[Records from a dataset]
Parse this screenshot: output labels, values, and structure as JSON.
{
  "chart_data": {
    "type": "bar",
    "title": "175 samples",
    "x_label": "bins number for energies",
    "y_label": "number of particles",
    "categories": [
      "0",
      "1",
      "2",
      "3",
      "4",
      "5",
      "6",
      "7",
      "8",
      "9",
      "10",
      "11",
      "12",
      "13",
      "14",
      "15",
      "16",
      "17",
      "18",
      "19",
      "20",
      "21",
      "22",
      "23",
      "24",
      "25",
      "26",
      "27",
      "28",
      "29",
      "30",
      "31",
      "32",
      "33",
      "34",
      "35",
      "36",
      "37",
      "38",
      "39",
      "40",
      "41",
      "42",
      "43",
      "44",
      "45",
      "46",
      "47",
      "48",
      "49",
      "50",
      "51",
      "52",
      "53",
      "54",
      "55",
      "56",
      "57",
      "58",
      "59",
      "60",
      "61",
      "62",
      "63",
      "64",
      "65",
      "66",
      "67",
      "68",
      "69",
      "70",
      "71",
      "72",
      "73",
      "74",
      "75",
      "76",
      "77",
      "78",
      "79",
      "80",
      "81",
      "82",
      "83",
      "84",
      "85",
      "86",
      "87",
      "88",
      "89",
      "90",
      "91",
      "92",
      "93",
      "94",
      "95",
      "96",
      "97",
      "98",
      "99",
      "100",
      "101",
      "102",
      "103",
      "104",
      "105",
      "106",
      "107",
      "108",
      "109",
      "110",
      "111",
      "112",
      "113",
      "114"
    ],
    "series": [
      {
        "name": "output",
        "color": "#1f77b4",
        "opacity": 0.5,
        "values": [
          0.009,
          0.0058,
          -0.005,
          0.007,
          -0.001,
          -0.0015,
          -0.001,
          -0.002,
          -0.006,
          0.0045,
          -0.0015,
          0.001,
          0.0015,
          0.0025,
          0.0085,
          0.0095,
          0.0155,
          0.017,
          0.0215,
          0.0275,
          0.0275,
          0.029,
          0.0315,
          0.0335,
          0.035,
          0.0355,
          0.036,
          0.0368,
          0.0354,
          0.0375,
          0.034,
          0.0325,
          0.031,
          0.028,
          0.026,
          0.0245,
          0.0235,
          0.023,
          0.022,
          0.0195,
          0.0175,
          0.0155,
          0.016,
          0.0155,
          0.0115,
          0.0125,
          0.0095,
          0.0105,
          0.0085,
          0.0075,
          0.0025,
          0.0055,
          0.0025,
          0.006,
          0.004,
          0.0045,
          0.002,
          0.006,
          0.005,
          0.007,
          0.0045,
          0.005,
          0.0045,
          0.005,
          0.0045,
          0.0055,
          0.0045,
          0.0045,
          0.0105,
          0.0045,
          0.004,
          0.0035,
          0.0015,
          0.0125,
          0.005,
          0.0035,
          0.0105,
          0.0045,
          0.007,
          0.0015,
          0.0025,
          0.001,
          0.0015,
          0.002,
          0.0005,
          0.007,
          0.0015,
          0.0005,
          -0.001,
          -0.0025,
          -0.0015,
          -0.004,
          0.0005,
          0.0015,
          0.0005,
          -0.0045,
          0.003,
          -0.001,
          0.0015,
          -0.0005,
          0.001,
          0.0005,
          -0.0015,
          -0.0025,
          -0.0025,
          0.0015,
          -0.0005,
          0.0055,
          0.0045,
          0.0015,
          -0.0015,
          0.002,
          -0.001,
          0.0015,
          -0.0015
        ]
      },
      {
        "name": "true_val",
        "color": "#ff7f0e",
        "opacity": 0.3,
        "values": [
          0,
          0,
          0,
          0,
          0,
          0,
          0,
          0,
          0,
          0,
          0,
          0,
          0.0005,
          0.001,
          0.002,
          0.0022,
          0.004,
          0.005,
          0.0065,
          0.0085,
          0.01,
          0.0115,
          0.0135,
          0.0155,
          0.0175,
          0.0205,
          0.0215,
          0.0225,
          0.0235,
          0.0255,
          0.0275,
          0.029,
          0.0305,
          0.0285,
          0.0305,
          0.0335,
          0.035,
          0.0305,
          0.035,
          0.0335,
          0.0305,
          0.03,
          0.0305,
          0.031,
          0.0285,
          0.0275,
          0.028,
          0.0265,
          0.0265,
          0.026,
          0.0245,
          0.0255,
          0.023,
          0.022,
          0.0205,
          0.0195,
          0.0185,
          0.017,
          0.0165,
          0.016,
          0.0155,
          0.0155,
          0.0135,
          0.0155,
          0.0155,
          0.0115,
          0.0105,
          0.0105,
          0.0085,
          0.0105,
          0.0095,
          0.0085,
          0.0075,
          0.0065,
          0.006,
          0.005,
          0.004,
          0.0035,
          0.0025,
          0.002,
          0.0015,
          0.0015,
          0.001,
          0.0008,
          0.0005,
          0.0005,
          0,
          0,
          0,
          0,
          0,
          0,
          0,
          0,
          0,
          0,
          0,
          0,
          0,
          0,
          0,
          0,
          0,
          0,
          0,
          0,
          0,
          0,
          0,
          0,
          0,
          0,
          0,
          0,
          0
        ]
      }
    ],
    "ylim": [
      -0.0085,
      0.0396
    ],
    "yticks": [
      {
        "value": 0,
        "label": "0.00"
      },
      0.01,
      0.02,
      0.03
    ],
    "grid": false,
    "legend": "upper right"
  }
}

**What the exercise asks**:
Extract each line of the material exactly as it stands.

**Exercise output**:
Parse this screenshot: output labels, values, and structure as JSON.
{
  "chart_data": {
    "type": "bar",
    "title": "175 samples",
    "x_label": "bins number for energies",
    "y_label": "number of particles",
    "categories": [
      "0",
      "1",
      "2",
      "3",
      "4",
      "5",
      "6",
      "7",
      "8",
      "9",
      "10",
      "11",
      "12",
      "13",
      "14",
      "15",
      "16",
      "17",
      "18",
      "19",
      "20",
      "21",
      "22",
      "23",
      "24",
      "25",
      "26",
      "27",
      "28",
      "29",
      "30",
      "31",
      "32",
      "33",
      "34",
      "35",
      "36",
      "37",
      "38",
      "39",
      "40",
      "41",
      "42",
      "43",
      "44",
      "45",
      "46",
      "47",
      "48",
      "49",
      "50",
      "51",
      "52",
      "53",
      "54",
      "55",
      "56",
      "57",
      "58",
      "59",
      "60",
      "61",
      "62",
      "63",
      "64",
      "65",
      "66",
      "67",
      "68",
      "69",
      "70",
      "71",
      "72",
      "73",
      "74",
      "75",
      "76",
      "77",
      "78",
      "79",
      "80",
      "81",
      "82",
      "83",
      "84",
      "85",
      "86",
      "87",
      "88",
      "89",
      "90",
      "91",
      "92",
      "93",
      "94",
      "95",
      "96",
      "97",
      "98",
      "99",
      "100",
      "101",
      "102",
      "103",
      "104",
      "105",
      "106",
      "107",
      "108",
      "109",
      "110",
      "111",
      "112",
      "113",
      "114"
    ],
    "series": [
      {
        "name": "output",
        "color": "#1f77b4",
        "opacity": 0.5,
        "values": [
          0.009,
          0.0058,
          -0.005,
          0.007,
          -0.001,
          -0.0015,
          -0.001,
          -0.002,
          -0.006,
          0.0045,
          -0.0015,
          0.001,
          0.0015,
          0.0025,
          0.0085,
          0.0095,
          0.0155,
          0.017,
          0.0215,
          0.0275,
          0.0275,
          0.029,
          0.0315,
          0.0335,
          0.035,
          0.0355,
          0.036,
          0.0368,
          0.0354,
          0.0375,
          0.034,
          0.0325,
          0.031,
          0.028,
          0.026,
          0.0245,
          0.0235,
          0.023,
          0.022,
          0.0195,
          0.0175,
          0.0155,
          0.016,
          0.0155,
          0.0115,
          0.0125,
          0.0095,
          0.0105,
          0.0085,
          0.0075,
          0.0025,
          0.0055,
          0.0025,
          0.006,
          0.004,
          0.0045,
          0.002,
          0.006,
          0.005,
          0.007,
          0.0045,
          0.005,
          0.0045,
          0.005,
          0.0045,
          0.0055,
          0.0045,
          0.0045,
          0.0105,
          0.0045,
          0.004,
          0.0035,
          0.0015,
          0.0125,
          0.005,
          0.0035,
          0.0105,
          0.0045,
          0.007,
          0.0015,
          0.0025,
          0.001,
          0.0015,
          0.002,
          0.0005,
          0.007,
          0.0015,
          0.0005,
          -0.001,
          -0.0025,
          -0.0015,
          -0.004,
          0.0005,
          0.0015,
          0.0005,
          -0.0045,
          0.003,
          -0.001,
          0.0015,
          -0.0005,
          0.001,
          0.0005,
          -0.0015,
          -0.0025,
          -0.0025,
          0.0015,
          -0.0005,
          0.0055,
          0.0045,
          0.0015,
          -0.0015,
          0.002,
          -0.001,
          0.0015,
          -0.0015
        ]
      },
      {
        "name": "true_val",
        "color": "#ff7f0e",
        "opacity": 0.3,
        "values": [
          0,
          0,
          0,
          0,
          0,
          0,
          0,
          0,
          0,
          0,
          0,
          0,
          0.0005,
          0.001,
          0.002,
          0.0022,
          0.004,
          0.005,
          0.0065,
          0.0085,
          0.01,
          0.0115,
          0.0135,
          0.0155,
          0.0175,
          0.0205,
          0.0215,
          0.0225,
          0.0235,
          0.0255,
          0.0275,
          0.029,
          0.0305,
          0.0285,
          0.0305,
          0.0335,
          0.035,
          0.0305,
          0.035,
          0.0335,
          0.0305,
          0.03,
          0.0305,
          0.031,
          0.0285,
          0.0275,
          0.028,
          0.0265,
          0.0265,
          0.026,
          0.0245,
          0.0255,
          0.023,
          0.022,
          0.0205,
          0.0195,
          0.0185,
          0.017,
          0.0165,
          0.016,
          0.0155,
          0.0155,
          0.0135,
          0.0155,
          0.0155,
          0.0115,
          0.0105,
          0.0105,
          0.0085,
          0.0105,
          0.0095,
          0.0085,
          0.0075,
          0.0065,
          0.006,
          0.005,
          0.004,
          0.0035,
          0.0025,
          0.002,
          0.0015,
          0.0015,
          0.001,
          0.0008,
          0.0005,
          0.0005,
          0,
          0,
          0,
          0,
          0,
          0,
          0,
          0,
          0,
          0,
          0,
          0,
          0,
          0,
          0,
          0,
          0,
          0,
          0,
          0,
          0,
          0,
          0,
          0,
          0,
          0,
          0,
          0,
          0
        ]
      }
    ],
    "ylim": [
      -0.0085,
      0.0396
    ],
    "yticks": [
      {
        "value": 0,
        "label": "0.00"
      },
      0.01,
      0.02,
      0.03
    ],
    "grid": false,
    "legend": "upper right"
  }
}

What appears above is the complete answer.